[Instructions to follow] Scan the records for the word "thay". Copy each line that includes it.

[start]

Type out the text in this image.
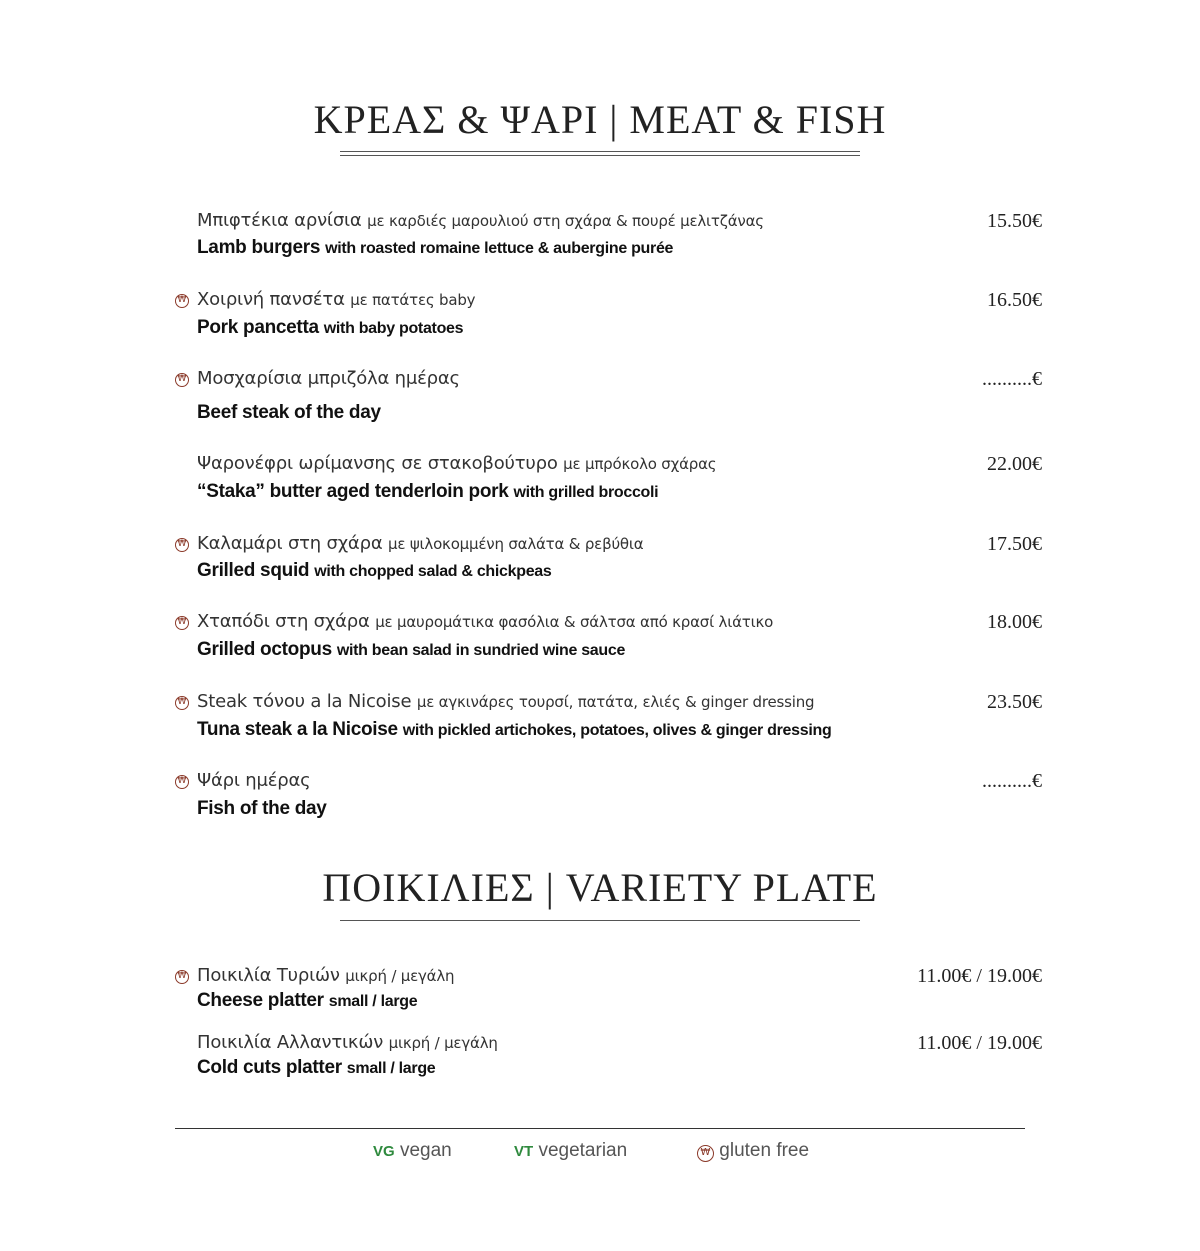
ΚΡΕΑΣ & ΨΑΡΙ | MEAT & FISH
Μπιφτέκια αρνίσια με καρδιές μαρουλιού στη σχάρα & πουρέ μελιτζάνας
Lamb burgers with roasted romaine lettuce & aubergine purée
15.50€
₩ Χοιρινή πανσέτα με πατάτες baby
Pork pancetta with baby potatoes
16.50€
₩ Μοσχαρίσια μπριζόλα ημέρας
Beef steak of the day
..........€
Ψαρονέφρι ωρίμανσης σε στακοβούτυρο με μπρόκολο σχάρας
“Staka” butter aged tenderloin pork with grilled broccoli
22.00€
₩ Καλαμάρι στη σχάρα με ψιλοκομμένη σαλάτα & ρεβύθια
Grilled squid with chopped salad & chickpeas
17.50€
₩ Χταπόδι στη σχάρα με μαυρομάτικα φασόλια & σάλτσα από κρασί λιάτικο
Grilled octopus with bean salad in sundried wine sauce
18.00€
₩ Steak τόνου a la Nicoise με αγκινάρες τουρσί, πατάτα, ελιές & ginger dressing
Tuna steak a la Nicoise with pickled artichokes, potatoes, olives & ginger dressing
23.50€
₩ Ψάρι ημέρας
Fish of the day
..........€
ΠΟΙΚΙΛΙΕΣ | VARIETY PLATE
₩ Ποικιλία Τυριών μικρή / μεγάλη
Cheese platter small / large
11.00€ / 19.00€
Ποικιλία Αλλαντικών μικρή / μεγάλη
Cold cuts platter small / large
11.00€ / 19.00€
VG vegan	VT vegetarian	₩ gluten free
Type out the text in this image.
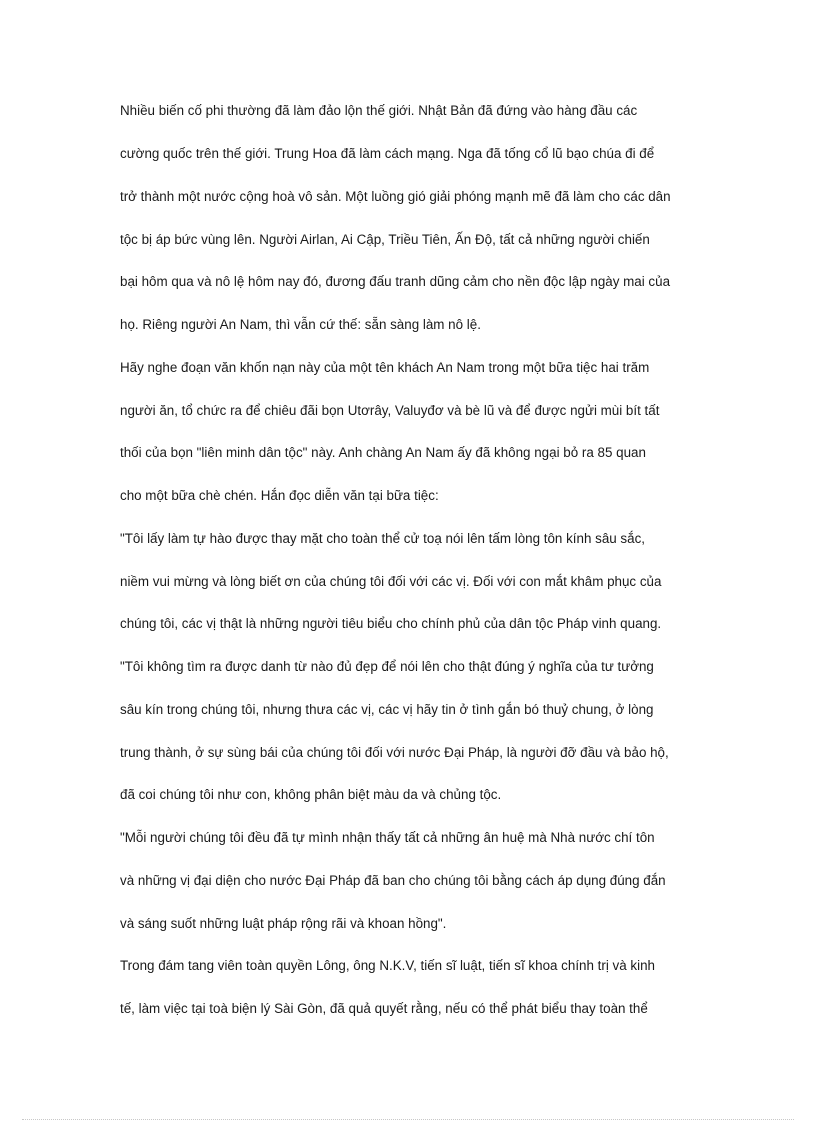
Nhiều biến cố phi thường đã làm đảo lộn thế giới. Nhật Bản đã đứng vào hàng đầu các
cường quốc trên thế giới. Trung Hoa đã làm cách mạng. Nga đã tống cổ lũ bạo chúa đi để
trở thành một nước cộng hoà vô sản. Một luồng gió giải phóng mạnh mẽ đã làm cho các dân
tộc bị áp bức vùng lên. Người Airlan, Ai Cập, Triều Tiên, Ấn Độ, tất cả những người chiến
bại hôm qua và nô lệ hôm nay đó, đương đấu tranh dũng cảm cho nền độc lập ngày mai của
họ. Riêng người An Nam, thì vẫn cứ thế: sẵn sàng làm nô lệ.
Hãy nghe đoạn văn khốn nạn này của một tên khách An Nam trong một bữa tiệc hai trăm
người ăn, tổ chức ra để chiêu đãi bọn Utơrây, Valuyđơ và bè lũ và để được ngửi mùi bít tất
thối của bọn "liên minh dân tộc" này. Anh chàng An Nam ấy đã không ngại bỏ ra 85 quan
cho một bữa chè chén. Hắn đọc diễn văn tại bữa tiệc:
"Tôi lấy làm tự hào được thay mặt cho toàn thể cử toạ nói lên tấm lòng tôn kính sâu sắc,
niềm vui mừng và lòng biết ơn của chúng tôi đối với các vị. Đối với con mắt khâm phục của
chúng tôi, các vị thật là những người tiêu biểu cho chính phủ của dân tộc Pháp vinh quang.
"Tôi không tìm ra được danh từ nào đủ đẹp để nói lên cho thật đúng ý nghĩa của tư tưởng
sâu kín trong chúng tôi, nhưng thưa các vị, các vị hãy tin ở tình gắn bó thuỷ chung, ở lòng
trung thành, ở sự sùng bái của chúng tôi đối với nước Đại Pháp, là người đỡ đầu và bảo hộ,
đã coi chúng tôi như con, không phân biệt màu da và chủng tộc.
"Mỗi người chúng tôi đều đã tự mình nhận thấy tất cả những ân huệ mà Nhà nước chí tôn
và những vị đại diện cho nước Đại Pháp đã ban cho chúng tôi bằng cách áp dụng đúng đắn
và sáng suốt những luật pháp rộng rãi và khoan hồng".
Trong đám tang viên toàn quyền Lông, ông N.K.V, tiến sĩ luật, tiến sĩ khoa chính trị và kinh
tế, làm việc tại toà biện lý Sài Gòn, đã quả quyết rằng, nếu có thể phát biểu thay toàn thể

[end]

[Written solution]
"Tôi lấy làm tự hào được thay mặt cho toàn thể cử toạ nói lên tấm lòng tôn kính sâu sắc,
tế, làm việc tại toà biện lý Sài Gòn, đã quả quyết rằng, nếu có thể phát biểu thay toàn thể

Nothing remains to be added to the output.